* Exercise brief:
Locate every line below that contains the word "курсы" and copy it.

* Information provided:
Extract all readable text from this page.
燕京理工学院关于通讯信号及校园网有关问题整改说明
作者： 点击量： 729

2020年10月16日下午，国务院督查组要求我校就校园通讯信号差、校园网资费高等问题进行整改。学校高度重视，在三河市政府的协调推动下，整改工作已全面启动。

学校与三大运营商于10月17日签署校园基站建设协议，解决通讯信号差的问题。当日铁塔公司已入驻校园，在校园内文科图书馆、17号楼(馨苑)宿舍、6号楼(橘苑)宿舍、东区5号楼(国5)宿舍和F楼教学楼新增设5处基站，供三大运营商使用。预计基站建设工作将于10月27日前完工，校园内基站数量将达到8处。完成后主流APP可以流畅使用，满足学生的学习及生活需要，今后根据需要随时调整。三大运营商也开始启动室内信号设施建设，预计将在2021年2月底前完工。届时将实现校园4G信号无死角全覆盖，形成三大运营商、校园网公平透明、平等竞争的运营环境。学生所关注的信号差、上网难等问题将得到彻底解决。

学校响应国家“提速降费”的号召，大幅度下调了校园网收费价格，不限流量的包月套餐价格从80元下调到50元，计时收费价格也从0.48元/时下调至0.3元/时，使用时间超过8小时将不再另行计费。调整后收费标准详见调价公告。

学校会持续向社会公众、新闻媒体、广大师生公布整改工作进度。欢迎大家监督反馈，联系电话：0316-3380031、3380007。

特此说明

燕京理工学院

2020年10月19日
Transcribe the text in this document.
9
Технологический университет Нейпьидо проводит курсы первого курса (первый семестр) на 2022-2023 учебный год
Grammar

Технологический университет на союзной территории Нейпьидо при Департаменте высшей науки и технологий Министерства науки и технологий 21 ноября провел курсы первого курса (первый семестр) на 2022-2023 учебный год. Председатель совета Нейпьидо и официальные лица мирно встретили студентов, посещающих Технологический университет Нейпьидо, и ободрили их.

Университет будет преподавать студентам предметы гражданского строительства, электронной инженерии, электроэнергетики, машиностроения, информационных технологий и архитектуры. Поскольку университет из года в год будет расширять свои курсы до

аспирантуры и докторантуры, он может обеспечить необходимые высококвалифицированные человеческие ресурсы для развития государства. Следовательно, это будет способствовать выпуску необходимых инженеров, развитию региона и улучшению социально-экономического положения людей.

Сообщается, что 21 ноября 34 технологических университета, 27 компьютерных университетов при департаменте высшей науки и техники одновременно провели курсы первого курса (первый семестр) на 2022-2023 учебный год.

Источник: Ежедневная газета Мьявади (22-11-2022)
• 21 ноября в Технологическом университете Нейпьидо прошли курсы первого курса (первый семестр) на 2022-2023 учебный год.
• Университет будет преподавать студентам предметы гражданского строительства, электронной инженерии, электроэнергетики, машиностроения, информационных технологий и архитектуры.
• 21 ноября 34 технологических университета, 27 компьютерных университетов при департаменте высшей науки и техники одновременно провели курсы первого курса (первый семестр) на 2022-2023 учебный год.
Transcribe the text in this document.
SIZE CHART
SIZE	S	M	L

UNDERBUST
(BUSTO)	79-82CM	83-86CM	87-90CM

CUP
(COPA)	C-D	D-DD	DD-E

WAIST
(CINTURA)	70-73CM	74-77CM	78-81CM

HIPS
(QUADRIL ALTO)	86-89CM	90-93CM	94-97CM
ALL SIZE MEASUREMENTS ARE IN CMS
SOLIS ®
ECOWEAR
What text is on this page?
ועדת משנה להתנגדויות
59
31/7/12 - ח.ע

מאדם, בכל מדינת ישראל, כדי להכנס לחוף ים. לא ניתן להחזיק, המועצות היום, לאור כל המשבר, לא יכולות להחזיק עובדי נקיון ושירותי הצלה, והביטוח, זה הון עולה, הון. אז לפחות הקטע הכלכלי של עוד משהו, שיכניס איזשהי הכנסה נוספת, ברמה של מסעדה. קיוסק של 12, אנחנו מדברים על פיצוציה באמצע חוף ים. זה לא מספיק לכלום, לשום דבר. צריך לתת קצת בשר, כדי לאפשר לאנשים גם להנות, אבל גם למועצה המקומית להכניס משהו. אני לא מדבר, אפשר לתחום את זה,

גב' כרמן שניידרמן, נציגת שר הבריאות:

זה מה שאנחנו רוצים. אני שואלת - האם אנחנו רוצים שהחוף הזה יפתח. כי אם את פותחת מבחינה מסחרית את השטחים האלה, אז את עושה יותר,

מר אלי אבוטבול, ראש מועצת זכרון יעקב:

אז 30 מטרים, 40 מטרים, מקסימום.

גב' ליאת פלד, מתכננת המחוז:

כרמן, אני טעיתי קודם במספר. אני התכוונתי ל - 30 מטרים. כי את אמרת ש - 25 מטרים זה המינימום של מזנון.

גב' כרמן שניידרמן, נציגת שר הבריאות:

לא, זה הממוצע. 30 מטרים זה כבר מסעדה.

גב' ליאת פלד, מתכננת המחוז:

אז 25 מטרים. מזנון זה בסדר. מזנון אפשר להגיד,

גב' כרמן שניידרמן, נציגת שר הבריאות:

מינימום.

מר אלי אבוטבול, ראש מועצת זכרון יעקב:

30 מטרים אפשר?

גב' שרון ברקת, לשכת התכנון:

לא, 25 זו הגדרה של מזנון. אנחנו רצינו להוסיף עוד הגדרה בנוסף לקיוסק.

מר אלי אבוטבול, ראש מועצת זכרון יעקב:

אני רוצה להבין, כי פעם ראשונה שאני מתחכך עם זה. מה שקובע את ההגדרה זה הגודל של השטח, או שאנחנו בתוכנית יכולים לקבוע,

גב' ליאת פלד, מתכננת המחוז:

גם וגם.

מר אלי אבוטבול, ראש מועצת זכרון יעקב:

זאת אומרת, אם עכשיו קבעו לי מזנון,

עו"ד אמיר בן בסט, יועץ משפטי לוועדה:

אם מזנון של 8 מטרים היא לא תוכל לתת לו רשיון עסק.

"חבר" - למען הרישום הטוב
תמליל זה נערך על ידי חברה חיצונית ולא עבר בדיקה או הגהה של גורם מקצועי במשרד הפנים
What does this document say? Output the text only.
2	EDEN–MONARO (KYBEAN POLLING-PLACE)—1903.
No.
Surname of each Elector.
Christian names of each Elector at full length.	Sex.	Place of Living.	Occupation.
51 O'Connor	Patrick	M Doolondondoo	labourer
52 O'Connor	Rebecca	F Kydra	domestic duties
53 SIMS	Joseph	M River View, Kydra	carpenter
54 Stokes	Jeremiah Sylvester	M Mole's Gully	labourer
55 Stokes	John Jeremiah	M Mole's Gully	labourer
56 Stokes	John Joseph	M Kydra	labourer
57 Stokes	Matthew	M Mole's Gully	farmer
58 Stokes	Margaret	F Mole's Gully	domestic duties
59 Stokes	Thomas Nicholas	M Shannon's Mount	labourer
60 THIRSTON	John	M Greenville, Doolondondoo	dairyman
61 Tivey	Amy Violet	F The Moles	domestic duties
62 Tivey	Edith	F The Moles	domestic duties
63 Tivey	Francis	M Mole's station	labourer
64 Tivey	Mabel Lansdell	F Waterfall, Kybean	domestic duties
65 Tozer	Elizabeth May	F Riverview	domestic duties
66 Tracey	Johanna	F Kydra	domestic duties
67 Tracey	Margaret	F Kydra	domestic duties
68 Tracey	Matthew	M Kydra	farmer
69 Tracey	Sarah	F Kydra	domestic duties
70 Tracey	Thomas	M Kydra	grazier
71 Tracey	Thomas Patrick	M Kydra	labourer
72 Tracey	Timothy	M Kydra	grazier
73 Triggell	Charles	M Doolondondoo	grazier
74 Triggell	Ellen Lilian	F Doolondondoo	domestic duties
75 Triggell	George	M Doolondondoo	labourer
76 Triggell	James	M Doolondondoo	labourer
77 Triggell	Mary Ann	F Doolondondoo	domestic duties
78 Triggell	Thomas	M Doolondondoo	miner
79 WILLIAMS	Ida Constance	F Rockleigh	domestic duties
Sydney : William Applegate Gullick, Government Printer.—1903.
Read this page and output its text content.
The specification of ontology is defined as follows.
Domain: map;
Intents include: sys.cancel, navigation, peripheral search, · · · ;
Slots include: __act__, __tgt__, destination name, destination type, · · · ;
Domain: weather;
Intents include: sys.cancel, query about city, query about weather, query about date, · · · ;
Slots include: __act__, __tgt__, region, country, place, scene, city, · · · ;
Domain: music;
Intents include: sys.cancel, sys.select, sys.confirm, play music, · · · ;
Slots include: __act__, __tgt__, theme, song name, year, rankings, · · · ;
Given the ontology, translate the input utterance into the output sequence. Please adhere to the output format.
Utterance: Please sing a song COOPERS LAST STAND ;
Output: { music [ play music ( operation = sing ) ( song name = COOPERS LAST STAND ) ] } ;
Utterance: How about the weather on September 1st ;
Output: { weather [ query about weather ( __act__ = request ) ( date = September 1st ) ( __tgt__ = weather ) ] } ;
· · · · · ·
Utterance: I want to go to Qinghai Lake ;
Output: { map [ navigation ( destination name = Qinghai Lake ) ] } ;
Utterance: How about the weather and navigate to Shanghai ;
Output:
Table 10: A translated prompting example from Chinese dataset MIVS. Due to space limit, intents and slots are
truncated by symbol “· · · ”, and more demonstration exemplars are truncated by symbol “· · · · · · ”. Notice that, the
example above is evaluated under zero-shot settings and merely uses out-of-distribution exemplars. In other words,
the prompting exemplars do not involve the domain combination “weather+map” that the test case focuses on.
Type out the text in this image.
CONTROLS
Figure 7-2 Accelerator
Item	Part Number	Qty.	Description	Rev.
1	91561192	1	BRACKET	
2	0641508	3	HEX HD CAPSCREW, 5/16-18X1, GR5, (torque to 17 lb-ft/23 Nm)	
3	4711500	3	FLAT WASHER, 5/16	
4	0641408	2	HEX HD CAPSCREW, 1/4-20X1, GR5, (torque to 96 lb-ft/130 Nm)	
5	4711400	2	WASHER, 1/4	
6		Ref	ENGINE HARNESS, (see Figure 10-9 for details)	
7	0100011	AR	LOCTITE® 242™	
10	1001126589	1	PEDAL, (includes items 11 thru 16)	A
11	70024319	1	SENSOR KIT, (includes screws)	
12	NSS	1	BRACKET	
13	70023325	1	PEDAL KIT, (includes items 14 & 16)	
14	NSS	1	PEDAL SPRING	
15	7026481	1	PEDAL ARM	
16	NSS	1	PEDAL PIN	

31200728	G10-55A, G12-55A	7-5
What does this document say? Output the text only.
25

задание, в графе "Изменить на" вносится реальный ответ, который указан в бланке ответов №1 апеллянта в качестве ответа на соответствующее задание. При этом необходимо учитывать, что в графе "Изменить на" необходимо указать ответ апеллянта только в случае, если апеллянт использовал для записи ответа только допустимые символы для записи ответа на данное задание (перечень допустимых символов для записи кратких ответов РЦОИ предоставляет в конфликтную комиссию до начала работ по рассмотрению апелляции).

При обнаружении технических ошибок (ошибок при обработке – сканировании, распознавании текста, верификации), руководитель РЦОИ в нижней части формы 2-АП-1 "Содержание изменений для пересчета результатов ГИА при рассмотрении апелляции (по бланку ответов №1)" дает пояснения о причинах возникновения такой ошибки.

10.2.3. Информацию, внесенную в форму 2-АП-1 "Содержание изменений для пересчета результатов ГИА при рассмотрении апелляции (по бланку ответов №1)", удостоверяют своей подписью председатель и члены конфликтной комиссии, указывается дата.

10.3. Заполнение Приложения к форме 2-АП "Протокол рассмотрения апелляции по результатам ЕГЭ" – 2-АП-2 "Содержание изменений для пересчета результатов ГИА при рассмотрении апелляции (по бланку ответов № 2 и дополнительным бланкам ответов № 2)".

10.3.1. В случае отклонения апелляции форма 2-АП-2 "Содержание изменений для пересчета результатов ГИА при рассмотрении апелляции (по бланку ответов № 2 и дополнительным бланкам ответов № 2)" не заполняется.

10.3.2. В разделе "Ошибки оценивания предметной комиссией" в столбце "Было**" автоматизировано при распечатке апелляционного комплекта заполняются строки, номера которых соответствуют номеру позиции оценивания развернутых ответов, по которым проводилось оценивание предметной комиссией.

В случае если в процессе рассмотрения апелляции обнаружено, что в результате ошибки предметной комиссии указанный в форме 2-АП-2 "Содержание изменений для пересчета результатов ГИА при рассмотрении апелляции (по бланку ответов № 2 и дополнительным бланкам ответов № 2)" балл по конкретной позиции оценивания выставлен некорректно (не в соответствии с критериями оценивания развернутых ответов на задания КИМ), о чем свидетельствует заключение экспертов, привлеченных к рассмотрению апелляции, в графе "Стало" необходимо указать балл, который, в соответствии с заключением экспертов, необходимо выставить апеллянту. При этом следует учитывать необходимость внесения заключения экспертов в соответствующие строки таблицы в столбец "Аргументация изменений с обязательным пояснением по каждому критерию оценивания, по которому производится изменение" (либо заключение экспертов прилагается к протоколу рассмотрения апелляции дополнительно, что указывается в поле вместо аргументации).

* Response below:
Технологический университет Нейпьидо проводит курсы первого курса (первый семестр) на 2022-2023 учебный год
Технологический университет на союзной территории Нейпьидо при Департаменте высшей науки и технологий Министерства науки и технологий 21 ноября провел курсы первого курса (первый семестр) на 2022-2023 учебный год. Председатель совета Нейпьидо и официальные лица мирно встретили студентов, посещающих Технологический университет Нейпьидо, и ободрили их.
Университет будет преподавать студентам предметы гражданского строительства, электронной инженерии, электроэнергетики, машиностроения, информационных технологий и архитектуры. Поскольку университет из года в год будет расширять свои курсы до
Сообщается, что 21 ноября 34 технологических университета, 27 компьютерных университетов при департаменте высшей науки и техники одновременно провели курсы первого курса (первый семестр) на 2022-2023 учебный год.
• 21 ноября в Технологическом университете Нейпьидо прошли курсы первого курса (первый семестр) на 2022-2023 учебный год.
• 21 ноября 34 технологических университета, 27 компьютерных университетов при департаменте высшей науки и техники одновременно провели курсы первого курса (первый семестр) на 2022-2023 учебный год.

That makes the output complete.